>> Begin EXERCISE INPUT

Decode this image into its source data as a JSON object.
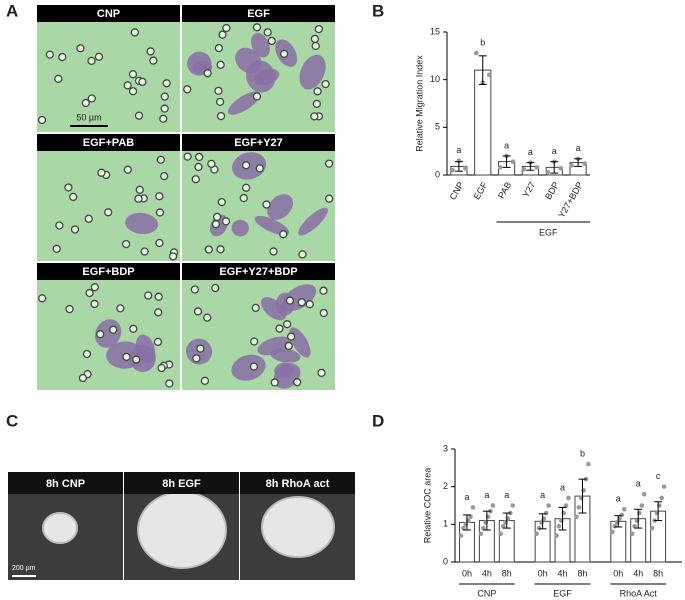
{
  "panels": {
    "a": {
      "letter": "A",
      "images": [
        "CNP",
        "EGF",
        "EGF+PAB",
        "EGF+Y27",
        "EGF+BDP",
        "EGF+Y27+BDP"
      ],
      "scale_bar": "50 µm"
    },
    "b": {
      "letter": "B"
    },
    "c": {
      "letter": "C",
      "images": [
        "8h CNP",
        "8h EGF",
        "8h RhoA act"
      ],
      "scale_bar": "200 µm"
    },
    "d": {
      "letter": "D"
    }
  },
  "chart_data": [
    {
      "type": "bar",
      "ylabel": "Relative Migration Index",
      "categories": [
        "CNP",
        "EGF",
        "PAB",
        "Y27",
        "BDP",
        "Y27+BDP"
      ],
      "values": [
        0.9,
        11.0,
        1.4,
        0.9,
        0.8,
        1.3
      ],
      "errors": [
        0.5,
        1.5,
        0.6,
        0.4,
        0.6,
        0.4
      ],
      "points": [
        [
          0.5,
          1.5,
          0.7
        ],
        [
          12.8,
          9.7,
          10.5
        ],
        [
          0.8,
          2.0,
          1.4
        ],
        [
          0.6,
          1.3,
          0.8
        ],
        [
          0.3,
          1.4,
          0.7
        ],
        [
          1.0,
          1.7,
          1.2
        ]
      ],
      "letters": [
        "a",
        "b",
        "a",
        "a",
        "a",
        "a"
      ],
      "group_label": "EGF",
      "ylim": [
        0,
        15
      ],
      "yticks": [
        0,
        5,
        10,
        15
      ],
      "bar_color": "#ffffff",
      "point_color": "#999999"
    },
    {
      "type": "grouped-bar",
      "ylabel": "Relative COC area",
      "groups": [
        {
          "name": "CNP",
          "categories": [
            "0h",
            "4h",
            "8h"
          ],
          "values": [
            1.05,
            1.1,
            1.1
          ],
          "errors": [
            0.2,
            0.25,
            0.2
          ],
          "letters": [
            "a",
            "a",
            "a"
          ],
          "points": [
            [
              0.7,
              0.9,
              1.0,
              1.1,
              1.2,
              1.45
            ],
            [
              0.75,
              0.9,
              1.05,
              1.2,
              1.35,
              1.5
            ],
            [
              0.75,
              0.95,
              1.05,
              1.15,
              1.3,
              1.5
            ]
          ]
        },
        {
          "name": "EGF",
          "categories": [
            "0h",
            "4h",
            "8h"
          ],
          "values": [
            1.08,
            1.15,
            1.75
          ],
          "errors": [
            0.2,
            0.3,
            0.45
          ],
          "letters": [
            "a",
            "a",
            "b"
          ],
          "points": [
            [
              0.75,
              0.9,
              1.05,
              1.15,
              1.3,
              1.5
            ],
            [
              0.7,
              0.95,
              1.1,
              1.3,
              1.5,
              1.7
            ],
            [
              1.2,
              1.45,
              1.7,
              1.9,
              2.2,
              2.6
            ]
          ]
        },
        {
          "name": "RhoA Act",
          "categories": [
            "0h",
            "4h",
            "8h"
          ],
          "values": [
            1.08,
            1.15,
            1.35
          ],
          "errors": [
            0.15,
            0.25,
            0.25
          ],
          "letters": [
            "a",
            "a",
            "c"
          ],
          "points": [
            [
              0.8,
              0.95,
              1.05,
              1.15,
              1.25,
              1.4
            ],
            [
              0.75,
              0.95,
              1.1,
              1.3,
              1.5,
              1.8
            ],
            [
              0.9,
              1.1,
              1.3,
              1.5,
              1.7,
              2.0
            ]
          ]
        }
      ],
      "ylim": [
        0,
        3
      ],
      "yticks": [
        0,
        1,
        2,
        3
      ],
      "bar_color": "#ffffff",
      "point_color": "#999999"
    }
  ]
}
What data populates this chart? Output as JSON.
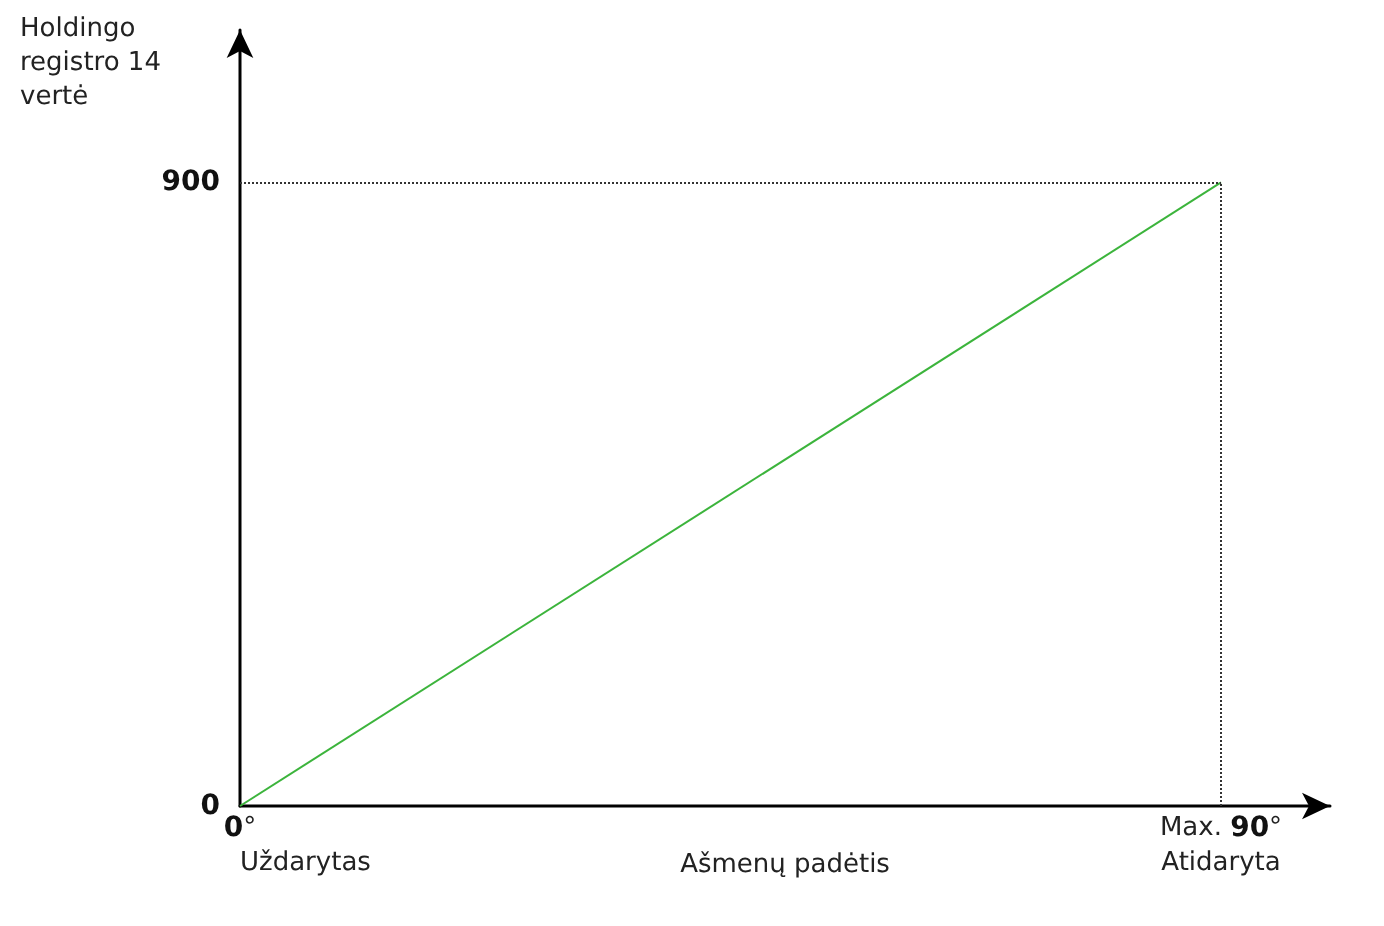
{
  "chart_data": {
    "type": "line",
    "ylabel": "Holdingo registro 14 vertė",
    "xlabel": "Ašmenų padėtis",
    "x": [
      0,
      90
    ],
    "series": [
      {
        "color": "#3cb43c",
        "values": [
          0,
          900
        ]
      }
    ],
    "xlim": [
      0,
      100
    ],
    "ylim": [
      0,
      1120
    ],
    "xticks": [
      {
        "value": 0,
        "label": "0°"
      },
      {
        "value": 90,
        "label": "Max. 90°"
      }
    ],
    "yticks": [
      0,
      900
    ],
    "ref_lines": [
      {
        "axis": "y",
        "value": 900,
        "color": "#333333",
        "line_style": "dotted"
      },
      {
        "axis": "x",
        "value": 90,
        "color": "#333333",
        "line_style": "dotted"
      }
    ],
    "annotations": [
      "Uždarytas",
      "Atidaryta"
    ],
    "marker": "none",
    "grid": false
  }
}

>> End EXERCISE INPUT

[YOUR INSTRUCTIONS] Return all the entries word for word, but omit any pictures they contain.

[TASK RESPONSE]
Decode this image into its source data as a JSON object.
{
  "panels": {
    "a": {
      "letter": "A",
      "images": [
        "CNP",
        "EGF",
        "EGF+PAB",
        "EGF+Y27",
        "EGF+BDP",
        "EGF+Y27+BDP"
      ],
      "scale_bar": "50 µm"
    },
    "b": {
      "letter": "B"
    },
    "c": {
      "letter": "C",
      "images": [
        "8h CNP",
        "8h EGF",
        "8h RhoA act"
      ],
      "scale_bar": "200 µm"
    },
    "d": {
      "letter": "D"
    }
  },
  "chart_data": [
    {
      "type": "bar",
      "ylabel": "Relative Migration Index",
      "categories": [
        "CNP",
        "EGF",
        "PAB",
        "Y27",
        "BDP",
        "Y27+BDP"
      ],
      "values": [
        0.9,
        11.0,
        1.4,
        0.9,
        0.8,
        1.3
      ],
      "errors": [
        0.5,
        1.5,
        0.6,
        0.4,
        0.6,
        0.4
      ],
      "points": [
        [
          0.5,
          1.5,
          0.7
        ],
        [
          12.8,
          9.7,
          10.5
        ],
        [
          0.8,
          2.0,
          1.4
        ],
        [
          0.6,
          1.3,
          0.8
        ],
        [
          0.3,
          1.4,
          0.7
        ],
        [
          1.0,
          1.7,
          1.2
        ]
      ],
      "letters": [
        "a",
        "b",
        "a",
        "a",
        "a",
        "a"
      ],
      "group_label": "EGF",
      "ylim": [
        0,
        15
      ],
      "yticks": [
        0,
        5,
        10,
        15
      ],
      "bar_color": "#ffffff",
      "point_color": "#999999"
    },
    {
      "type": "grouped-bar",
      "ylabel": "Relative COC area",
      "groups": [
        {
          "name": "CNP",
          "categories": [
            "0h",
            "4h",
            "8h"
          ],
          "values": [
            1.05,
            1.1,
            1.1
          ],
          "errors": [
            0.2,
            0.25,
            0.2
          ],
          "letters": [
            "a",
            "a",
            "a"
          ],
          "points": [
            [
              0.7,
              0.9,
              1.0,
              1.1,
              1.2,
              1.45
            ],
            [
              0.75,
              0.9,
              1.05,
              1.2,
              1.35,
              1.5
            ],
            [
              0.75,
              0.95,
              1.05,
              1.15,
              1.3,
              1.5
            ]
          ]
        },
        {
          "name": "EGF",
          "categories": [
            "0h",
            "4h",
            "8h"
          ],
          "values": [
            1.08,
            1.15,
            1.75
          ],
          "errors": [
            0.2,
            0.3,
            0.45
          ],
          "letters": [
            "a",
            "a",
            "b"
          ],
          "points": [
            [
              0.75,
              0.9,
              1.05,
              1.15,
              1.3,
              1.5
            ],
            [
              0.7,
              0.95,
              1.1,
              1.3,
              1.5,
              1.7
            ],
            [
              1.2,
              1.45,
              1.7,
              1.9,
              2.2,
              2.6
            ]
          ]
        },
        {
          "name": "RhoA Act",
          "categories": [
            "0h",
            "4h",
            "8h"
          ],
          "values": [
            1.08,
            1.15,
            1.35
          ],
          "errors": [
            0.15,
            0.25,
            0.25
          ],
          "letters": [
            "a",
            "a",
            "c"
          ],
          "points": [
            [
              0.8,
              0.95,
              1.05,
              1.15,
              1.25,
              1.4
            ],
            [
              0.75,
              0.95,
              1.1,
              1.3,
              1.5,
              1.8
            ],
            [
              0.9,
              1.1,
              1.3,
              1.5,
              1.7,
              2.0
            ]
          ]
        }
      ],
      "ylim": [
        0,
        3
      ],
      "yticks": [
        0,
        1,
        2,
        3
      ],
      "bar_color": "#ffffff",
      "point_color": "#999999"
    }
  ]
}
What data populates this chart? Output as JSON.
{
  "chart_data": {
    "type": "line",
    "ylabel": "Holdingo registro 14 vertė",
    "xlabel": "Ašmenų padėtis",
    "x": [
      0,
      90
    ],
    "series": [
      {
        "color": "#3cb43c",
        "values": [
          0,
          900
        ]
      }
    ],
    "xlim": [
      0,
      100
    ],
    "ylim": [
      0,
      1120
    ],
    "xticks": [
      {
        "value": 0,
        "label": "0°"
      },
      {
        "value": 90,
        "label": "Max. 90°"
      }
    ],
    "yticks": [
      0,
      900
    ],
    "ref_lines": [
      {
        "axis": "y",
        "value": 900,
        "color": "#333333",
        "line_style": "dotted"
      },
      {
        "axis": "x",
        "value": 90,
        "color": "#333333",
        "line_style": "dotted"
      }
    ],
    "annotations": [
      "Uždarytas",
      "Atidaryta"
    ],
    "marker": "none",
    "grid": false
  }
}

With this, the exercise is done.